EXERCISE BRIEF:
Lines that contain "Normal" are to be counted; give only their number.

INPUT ROWS:
========
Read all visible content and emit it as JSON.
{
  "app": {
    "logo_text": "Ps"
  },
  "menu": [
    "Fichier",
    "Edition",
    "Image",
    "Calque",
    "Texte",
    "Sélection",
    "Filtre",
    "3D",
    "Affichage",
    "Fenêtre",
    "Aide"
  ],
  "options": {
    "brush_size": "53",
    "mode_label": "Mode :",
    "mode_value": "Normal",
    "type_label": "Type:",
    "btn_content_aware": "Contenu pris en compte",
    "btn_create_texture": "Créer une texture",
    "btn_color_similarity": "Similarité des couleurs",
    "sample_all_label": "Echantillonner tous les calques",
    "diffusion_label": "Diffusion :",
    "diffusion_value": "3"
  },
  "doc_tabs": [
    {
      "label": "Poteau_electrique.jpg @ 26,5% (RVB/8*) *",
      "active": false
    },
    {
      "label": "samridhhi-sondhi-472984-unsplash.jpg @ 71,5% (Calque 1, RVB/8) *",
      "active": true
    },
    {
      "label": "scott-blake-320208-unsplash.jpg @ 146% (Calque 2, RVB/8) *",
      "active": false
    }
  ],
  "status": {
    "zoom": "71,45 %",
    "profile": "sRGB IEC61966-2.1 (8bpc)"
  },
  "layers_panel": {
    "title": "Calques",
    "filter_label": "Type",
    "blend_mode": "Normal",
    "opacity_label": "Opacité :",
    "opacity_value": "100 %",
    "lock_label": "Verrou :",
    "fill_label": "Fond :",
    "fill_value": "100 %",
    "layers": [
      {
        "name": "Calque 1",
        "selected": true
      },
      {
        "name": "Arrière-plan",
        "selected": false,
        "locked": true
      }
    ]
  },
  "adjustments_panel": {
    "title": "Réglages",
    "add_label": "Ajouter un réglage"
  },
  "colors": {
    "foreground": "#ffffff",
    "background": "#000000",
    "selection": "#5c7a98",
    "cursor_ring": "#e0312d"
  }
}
========
TASK OUTPUT:
2